PROMPT:
Restate the data exactly as given and keep the pictures out.

╔══

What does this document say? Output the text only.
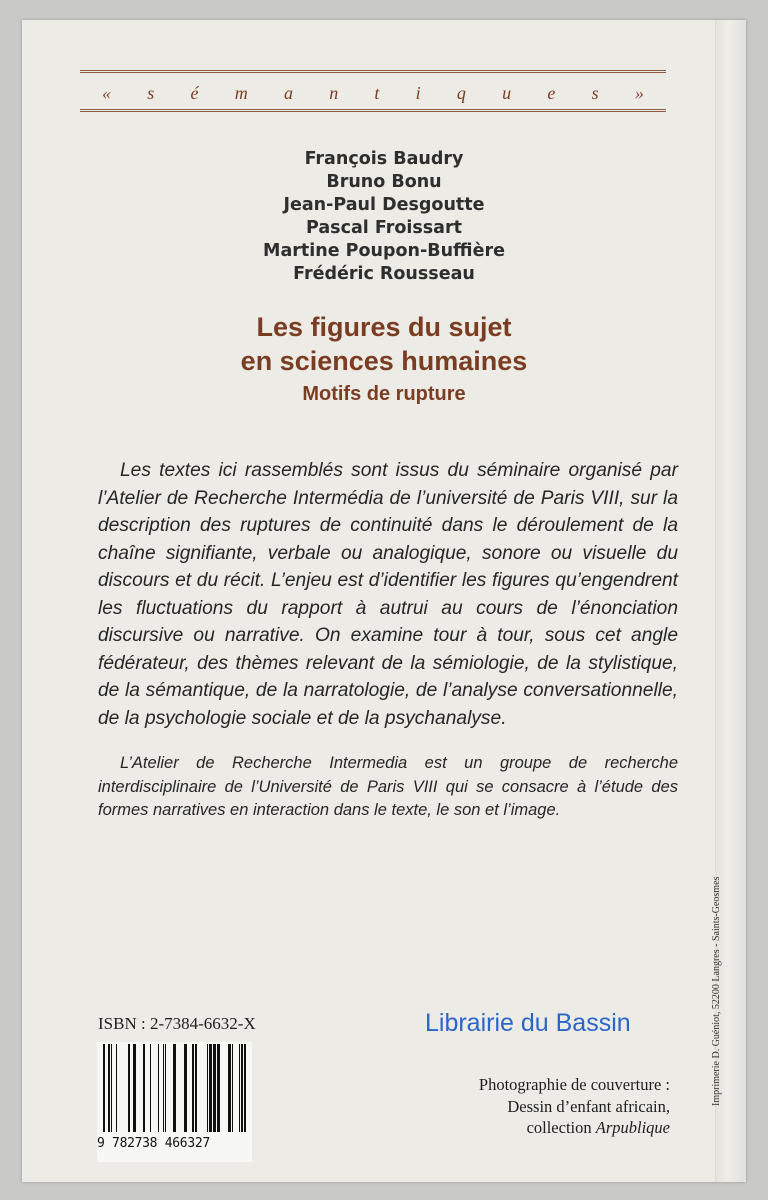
« s é m a n t i q u e s »
François Baudry
Bruno Bonu
Jean-Paul Desgoutte
Pascal Froissart
Martine Poupon-Buffière
Frédéric Rousseau
Les figures du sujet
en sciences humaines
Motifs de rupture
Les textes ici rassemblés sont issus du séminaire organisé par l’Atelier de Recherche Intermédia de l’université de Paris VIII, sur la description des ruptures de continuité dans le déroulement de la chaîne signifiante, verbale ou analogique, sonore ou visuelle du discours et du récit. L’enjeu est d’identifier les figures qu’engendrent les fluctuations du rapport à autrui au cours de l’énonciation discursive ou narrative. On examine tour à tour, sous cet angle fédérateur, des thèmes relevant de la sémiologie, de la stylistique, de la sémantique, de la narratologie, de l’analyse conversationnelle, de la psychologie sociale et de la psychanalyse.
L’Atelier de Recherche Intermedia est un groupe de recherche interdisciplinaire de l’Université de Paris VIII qui se consacre à l’étude des formes narratives en interaction dans le texte, le son et l’image.
ISBN : 2-7384-6632-X	Librairie du Bassin
9 782738 466327
Photographie de couverture :
Dessin d’enfant africain,
collection Arpublique
Imprimerie D. Guéniot, 52200 Langres - Saints-Geosmes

╚══

PROBLEM SOLUTION:
What does this document say? Output the text only.
« s é m a n t i q u e s »
François Baudry
Bruno Bonu
Jean-Paul Desgoutte
Pascal Froissart
Martine Poupon-Buffière
Frédéric Rousseau
Les figures du sujet
en sciences humaines
Motifs de rupture
Les textes ici rassemblés sont issus du séminaire organisé par l’Atelier de Recherche Intermédia de l’université de Paris VIII, sur la description des ruptures de continuité dans le déroulement de la chaîne signifiante, verbale ou analogique, sonore ou visuelle du discours et du récit. L’enjeu est d’identifier les figures qu’engendrent les fluctuations du rapport à autrui au cours de l’énonciation discursive ou narrative. On examine tour à tour, sous cet angle fédérateur, des thèmes relevant de la sémiologie, de la stylistique, de la sémantique, de la narratologie, de l’analyse conversationnelle, de la psychologie sociale et de la psychanalyse.
L’Atelier de Recherche Intermedia est un groupe de recherche interdisciplinaire de l’Université de Paris VIII qui se consacre à l’étude des formes narratives en interaction dans le texte, le son et l’image.
ISBN : 2-7384-6632-X	Librairie du Bassin
9 782738 466327
Photographie de couverture :
Dessin d’enfant africain,
collection Arpublique
Imprimerie D. Guéniot, 52200 Langres - Saints-Geosmes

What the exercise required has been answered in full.